===== Data section
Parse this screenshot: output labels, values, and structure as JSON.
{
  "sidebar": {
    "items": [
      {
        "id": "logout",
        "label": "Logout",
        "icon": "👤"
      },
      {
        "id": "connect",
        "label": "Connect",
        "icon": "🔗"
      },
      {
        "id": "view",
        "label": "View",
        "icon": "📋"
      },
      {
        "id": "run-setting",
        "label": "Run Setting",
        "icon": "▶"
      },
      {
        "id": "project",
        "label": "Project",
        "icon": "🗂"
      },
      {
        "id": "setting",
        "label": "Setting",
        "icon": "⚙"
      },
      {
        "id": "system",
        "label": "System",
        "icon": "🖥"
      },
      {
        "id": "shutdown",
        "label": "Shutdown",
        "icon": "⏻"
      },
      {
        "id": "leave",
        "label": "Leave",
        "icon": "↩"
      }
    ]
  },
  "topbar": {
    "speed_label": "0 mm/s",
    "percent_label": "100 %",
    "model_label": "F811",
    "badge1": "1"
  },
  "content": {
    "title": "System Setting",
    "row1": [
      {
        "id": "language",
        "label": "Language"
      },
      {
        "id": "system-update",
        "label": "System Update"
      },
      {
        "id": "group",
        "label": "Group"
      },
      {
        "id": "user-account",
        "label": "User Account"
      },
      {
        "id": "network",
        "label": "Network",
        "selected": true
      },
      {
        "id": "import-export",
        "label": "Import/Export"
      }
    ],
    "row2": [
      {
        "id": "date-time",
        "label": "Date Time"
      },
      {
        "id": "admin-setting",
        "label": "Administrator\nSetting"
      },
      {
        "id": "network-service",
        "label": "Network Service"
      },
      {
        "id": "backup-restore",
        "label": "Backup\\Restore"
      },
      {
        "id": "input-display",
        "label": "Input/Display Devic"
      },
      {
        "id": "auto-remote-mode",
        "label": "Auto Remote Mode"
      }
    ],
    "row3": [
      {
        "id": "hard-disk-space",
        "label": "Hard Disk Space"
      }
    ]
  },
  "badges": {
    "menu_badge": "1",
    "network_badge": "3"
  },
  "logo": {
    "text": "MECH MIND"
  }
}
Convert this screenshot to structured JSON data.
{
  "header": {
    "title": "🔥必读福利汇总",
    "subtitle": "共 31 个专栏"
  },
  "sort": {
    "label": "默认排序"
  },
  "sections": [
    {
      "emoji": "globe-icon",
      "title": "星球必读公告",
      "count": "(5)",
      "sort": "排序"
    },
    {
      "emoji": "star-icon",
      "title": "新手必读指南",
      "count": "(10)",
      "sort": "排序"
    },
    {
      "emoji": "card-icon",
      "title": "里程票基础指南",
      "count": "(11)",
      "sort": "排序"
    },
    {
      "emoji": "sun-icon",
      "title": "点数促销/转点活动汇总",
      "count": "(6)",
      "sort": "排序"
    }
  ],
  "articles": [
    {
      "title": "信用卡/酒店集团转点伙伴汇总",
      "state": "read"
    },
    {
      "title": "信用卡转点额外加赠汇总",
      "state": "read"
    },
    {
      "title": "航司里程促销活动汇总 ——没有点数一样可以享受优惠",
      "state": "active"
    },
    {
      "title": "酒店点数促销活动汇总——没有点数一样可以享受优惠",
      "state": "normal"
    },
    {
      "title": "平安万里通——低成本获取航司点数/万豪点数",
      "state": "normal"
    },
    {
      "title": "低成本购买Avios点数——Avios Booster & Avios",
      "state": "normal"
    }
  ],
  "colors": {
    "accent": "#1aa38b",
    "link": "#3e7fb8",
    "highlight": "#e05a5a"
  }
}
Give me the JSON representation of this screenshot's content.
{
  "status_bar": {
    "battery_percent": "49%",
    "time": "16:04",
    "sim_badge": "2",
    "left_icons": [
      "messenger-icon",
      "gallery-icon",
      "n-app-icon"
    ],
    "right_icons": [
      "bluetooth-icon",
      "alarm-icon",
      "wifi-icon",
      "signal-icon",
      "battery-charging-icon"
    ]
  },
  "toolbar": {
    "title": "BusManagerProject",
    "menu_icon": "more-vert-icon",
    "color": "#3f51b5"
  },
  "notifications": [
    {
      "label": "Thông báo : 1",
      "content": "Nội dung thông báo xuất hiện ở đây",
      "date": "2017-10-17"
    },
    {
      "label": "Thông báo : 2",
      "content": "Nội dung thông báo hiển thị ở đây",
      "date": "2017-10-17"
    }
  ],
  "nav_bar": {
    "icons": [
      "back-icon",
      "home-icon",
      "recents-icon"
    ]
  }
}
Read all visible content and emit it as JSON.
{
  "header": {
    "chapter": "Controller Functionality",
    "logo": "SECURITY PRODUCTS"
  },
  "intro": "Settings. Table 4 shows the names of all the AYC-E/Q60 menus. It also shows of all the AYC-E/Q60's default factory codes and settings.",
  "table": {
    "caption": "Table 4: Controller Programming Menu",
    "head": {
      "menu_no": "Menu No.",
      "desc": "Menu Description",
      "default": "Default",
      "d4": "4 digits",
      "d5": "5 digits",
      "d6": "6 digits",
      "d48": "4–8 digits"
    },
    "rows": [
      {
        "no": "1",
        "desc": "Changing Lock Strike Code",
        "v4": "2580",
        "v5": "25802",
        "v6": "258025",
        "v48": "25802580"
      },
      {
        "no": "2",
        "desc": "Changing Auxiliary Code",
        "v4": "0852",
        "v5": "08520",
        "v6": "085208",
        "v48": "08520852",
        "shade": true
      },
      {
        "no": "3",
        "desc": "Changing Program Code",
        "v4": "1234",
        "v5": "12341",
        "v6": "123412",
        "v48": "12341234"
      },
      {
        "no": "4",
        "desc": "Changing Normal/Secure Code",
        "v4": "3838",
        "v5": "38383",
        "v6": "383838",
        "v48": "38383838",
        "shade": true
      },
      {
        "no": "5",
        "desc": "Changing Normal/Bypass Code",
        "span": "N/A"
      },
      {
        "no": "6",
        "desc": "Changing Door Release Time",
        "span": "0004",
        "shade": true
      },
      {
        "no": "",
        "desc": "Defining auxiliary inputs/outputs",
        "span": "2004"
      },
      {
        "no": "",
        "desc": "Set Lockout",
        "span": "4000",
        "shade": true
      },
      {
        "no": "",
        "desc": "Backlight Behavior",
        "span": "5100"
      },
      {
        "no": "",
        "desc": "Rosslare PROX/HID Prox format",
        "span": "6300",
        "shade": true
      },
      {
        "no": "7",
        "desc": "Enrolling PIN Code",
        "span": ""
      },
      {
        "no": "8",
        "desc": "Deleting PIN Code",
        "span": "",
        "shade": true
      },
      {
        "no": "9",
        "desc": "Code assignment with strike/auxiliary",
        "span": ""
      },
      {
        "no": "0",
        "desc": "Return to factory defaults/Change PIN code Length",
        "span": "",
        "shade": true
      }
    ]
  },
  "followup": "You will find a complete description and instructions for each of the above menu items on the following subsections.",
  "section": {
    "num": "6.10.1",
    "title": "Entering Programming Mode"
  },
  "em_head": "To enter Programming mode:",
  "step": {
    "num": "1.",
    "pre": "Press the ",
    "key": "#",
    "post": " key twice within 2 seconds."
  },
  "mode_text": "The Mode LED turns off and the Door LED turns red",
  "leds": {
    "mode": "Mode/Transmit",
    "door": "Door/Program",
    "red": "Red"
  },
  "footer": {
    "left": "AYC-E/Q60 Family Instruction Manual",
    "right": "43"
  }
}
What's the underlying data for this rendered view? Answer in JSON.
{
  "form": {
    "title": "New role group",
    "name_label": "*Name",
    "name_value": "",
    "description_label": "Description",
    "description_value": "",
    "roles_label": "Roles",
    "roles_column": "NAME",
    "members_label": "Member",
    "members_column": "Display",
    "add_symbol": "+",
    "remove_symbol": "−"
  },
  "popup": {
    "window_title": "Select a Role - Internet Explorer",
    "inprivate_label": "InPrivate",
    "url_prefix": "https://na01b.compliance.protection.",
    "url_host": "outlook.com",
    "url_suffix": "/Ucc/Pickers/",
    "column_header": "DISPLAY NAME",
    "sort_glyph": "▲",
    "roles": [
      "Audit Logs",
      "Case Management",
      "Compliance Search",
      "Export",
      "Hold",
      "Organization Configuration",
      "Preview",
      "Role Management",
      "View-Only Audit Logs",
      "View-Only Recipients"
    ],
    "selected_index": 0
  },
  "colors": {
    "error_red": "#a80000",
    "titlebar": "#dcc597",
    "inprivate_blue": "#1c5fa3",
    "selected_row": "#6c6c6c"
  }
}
==========
**Aim**.
Your task is to report how many lines of the material include the string "JSON". Give the number and no other words.

**Full output**.
5